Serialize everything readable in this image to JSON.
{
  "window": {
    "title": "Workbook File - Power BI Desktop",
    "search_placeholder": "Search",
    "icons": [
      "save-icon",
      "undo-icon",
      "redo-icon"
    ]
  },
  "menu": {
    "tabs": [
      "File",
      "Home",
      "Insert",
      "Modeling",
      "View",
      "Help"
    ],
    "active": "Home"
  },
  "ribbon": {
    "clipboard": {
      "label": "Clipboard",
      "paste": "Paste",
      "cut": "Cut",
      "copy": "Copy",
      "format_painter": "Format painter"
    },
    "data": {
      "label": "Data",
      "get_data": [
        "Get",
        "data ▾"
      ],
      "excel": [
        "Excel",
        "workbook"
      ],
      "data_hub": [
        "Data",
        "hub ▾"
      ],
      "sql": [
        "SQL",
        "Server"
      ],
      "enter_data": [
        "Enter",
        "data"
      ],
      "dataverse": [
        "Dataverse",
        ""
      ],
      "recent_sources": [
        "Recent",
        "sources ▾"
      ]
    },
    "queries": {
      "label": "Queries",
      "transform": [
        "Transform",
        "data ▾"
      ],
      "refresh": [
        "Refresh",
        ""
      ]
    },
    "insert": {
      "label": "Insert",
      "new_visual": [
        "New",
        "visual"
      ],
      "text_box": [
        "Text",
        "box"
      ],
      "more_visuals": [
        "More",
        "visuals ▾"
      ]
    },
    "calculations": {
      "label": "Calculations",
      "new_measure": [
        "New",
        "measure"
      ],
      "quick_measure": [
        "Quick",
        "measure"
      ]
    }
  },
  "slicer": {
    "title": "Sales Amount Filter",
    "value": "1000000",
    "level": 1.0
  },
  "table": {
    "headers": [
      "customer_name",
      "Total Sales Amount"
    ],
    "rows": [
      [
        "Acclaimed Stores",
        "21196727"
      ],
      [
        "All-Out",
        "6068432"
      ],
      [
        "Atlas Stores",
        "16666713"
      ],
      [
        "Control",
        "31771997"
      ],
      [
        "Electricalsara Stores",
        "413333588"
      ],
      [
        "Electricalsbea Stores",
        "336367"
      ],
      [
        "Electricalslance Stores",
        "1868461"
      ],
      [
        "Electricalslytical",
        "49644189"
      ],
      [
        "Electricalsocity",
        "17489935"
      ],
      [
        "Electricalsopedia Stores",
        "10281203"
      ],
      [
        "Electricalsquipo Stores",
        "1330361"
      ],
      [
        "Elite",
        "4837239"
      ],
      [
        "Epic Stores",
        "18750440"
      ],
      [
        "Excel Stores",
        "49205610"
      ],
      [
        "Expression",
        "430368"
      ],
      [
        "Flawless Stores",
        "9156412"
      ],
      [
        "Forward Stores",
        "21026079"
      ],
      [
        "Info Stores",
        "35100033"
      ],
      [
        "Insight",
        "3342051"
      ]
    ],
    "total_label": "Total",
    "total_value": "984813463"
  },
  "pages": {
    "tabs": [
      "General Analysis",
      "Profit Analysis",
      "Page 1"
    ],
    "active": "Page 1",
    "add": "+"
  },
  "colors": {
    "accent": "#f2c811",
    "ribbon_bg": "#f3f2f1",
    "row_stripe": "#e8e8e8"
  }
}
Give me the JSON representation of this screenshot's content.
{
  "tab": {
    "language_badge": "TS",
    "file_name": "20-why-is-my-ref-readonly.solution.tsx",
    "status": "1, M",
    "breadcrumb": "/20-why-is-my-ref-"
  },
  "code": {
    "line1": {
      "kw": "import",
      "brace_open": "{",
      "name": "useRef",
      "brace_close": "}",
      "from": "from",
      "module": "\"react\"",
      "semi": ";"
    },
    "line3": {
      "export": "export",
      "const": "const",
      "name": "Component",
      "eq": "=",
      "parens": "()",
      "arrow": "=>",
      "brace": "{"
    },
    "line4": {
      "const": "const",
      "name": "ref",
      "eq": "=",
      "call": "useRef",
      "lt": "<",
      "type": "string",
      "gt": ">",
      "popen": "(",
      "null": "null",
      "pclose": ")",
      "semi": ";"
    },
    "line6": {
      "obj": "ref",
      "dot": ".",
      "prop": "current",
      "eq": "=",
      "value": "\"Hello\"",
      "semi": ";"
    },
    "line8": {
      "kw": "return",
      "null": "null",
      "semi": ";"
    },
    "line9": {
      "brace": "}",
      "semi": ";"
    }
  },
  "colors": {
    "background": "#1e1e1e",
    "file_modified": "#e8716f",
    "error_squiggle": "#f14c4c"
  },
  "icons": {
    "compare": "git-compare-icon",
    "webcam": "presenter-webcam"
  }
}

### Stated problem
Copy out each line exactly as written.

### Complete response
Serialize everything readable in this image to JSON.
{
  "window": {
    "title": "Workbook File - Power BI Desktop",
    "search_placeholder": "Search",
    "icons": [
      "save-icon",
      "undo-icon",
      "redo-icon"
    ]
  },
  "menu": {
    "tabs": [
      "File",
      "Home",
      "Insert",
      "Modeling",
      "View",
      "Help"
    ],
    "active": "Home"
  },
  "ribbon": {
    "clipboard": {
      "label": "Clipboard",
      "paste": "Paste",
      "cut": "Cut",
      "copy": "Copy",
      "format_painter": "Format painter"
    },
    "data": {
      "label": "Data",
      "get_data": [
        "Get",
        "data ▾"
      ],
      "excel": [
        "Excel",
        "workbook"
      ],
      "data_hub": [
        "Data",
        "hub ▾"
      ],
      "sql": [
        "SQL",
        "Server"
      ],
      "enter_data": [
        "Enter",
        "data"
      ],
      "dataverse": [
        "Dataverse",
        ""
      ],
      "recent_sources": [
        "Recent",
        "sources ▾"
      ]
    },
    "queries": {
      "label": "Queries",
      "transform": [
        "Transform",
        "data ▾"
      ],
      "refresh": [
        "Refresh",
        ""
      ]
    },
    "insert": {
      "label": "Insert",
      "new_visual": [
        "New",
        "visual"
      ],
      "text_box": [
        "Text",
        "box"
      ],
      "more_visuals": [
        "More",
        "visuals ▾"
      ]
    },
    "calculations": {
      "label": "Calculations",
      "new_measure": [
        "New",
        "measure"
      ],
      "quick_measure": [
        "Quick",
        "measure"
      ]
    }
  },
  "slicer": {
    "title": "Sales Amount Filter",
    "value": "1000000",
    "level": 1.0
  },
  "table": {
    "headers": [
      "customer_name",
      "Total Sales Amount"
    ],
    "rows": [
      [
        "Acclaimed Stores",
        "21196727"
      ],
      [
        "All-Out",
        "6068432"
      ],
      [
        "Atlas Stores",
        "16666713"
      ],
      [
        "Control",
        "31771997"
      ],
      [
        "Electricalsara Stores",
        "413333588"
      ],
      [
        "Electricalsbea Stores",
        "336367"
      ],
      [
        "Electricalslance Stores",
        "1868461"
      ],
      [
        "Electricalslytical",
        "49644189"
      ],
      [
        "Electricalsocity",
        "17489935"
      ],
      [
        "Electricalsopedia Stores",
        "10281203"
      ],
      [
        "Electricalsquipo Stores",
        "1330361"
      ],
      [
        "Elite",
        "4837239"
      ],
      [
        "Epic Stores",
        "18750440"
      ],
      [
        "Excel Stores",
        "49205610"
      ],
      [
        "Expression",
        "430368"
      ],
      [
        "Flawless Stores",
        "9156412"
      ],
      [
        "Forward Stores",
        "21026079"
      ],
      [
        "Info Stores",
        "35100033"
      ],
      [
        "Insight",
        "3342051"
      ]
    ],
    "total_label": "Total",
    "total_value": "984813463"
  },
  "pages": {
    "tabs": [
      "General Analysis",
      "Profit Analysis",
      "Page 1"
    ],
    "active": "Page 1",
    "add": "+"
  },
  "colors": {
    "accent": "#f2c811",
    "ribbon_bg": "#f3f2f1",
    "row_stripe": "#e8e8e8"
  }
}
Give me the JSON representation of this screenshot's content.
{
  "tab": {
    "language_badge": "TS",
    "file_name": "20-why-is-my-ref-readonly.solution.tsx",
    "status": "1, M",
    "breadcrumb": "/20-why-is-my-ref-"
  },
  "code": {
    "line1": {
      "kw": "import",
      "brace_open": "{",
      "name": "useRef",
      "brace_close": "}",
      "from": "from",
      "module": "\"react\"",
      "semi": ";"
    },
    "line3": {
      "export": "export",
      "const": "const",
      "name": "Component",
      "eq": "=",
      "parens": "()",
      "arrow": "=>",
      "brace": "{"
    },
    "line4": {
      "const": "const",
      "name": "ref",
      "eq": "=",
      "call": "useRef",
      "lt": "<",
      "type": "string",
      "gt": ">",
      "popen": "(",
      "null": "null",
      "pclose": ")",
      "semi": ";"
    },
    "line6": {
      "obj": "ref",
      "dot": ".",
      "prop": "current",
      "eq": "=",
      "value": "\"Hello\"",
      "semi": ";"
    },
    "line8": {
      "kw": "return",
      "null": "null",
      "semi": ";"
    },
    "line9": {
      "brace": "}",
      "semi": ";"
    }
  },
  "colors": {
    "background": "#1e1e1e",
    "file_modified": "#e8716f",
    "error_squiggle": "#f14c4c"
  },
  "icons": {
    "compare": "git-compare-icon",
    "webcam": "presenter-webcam"
  }
}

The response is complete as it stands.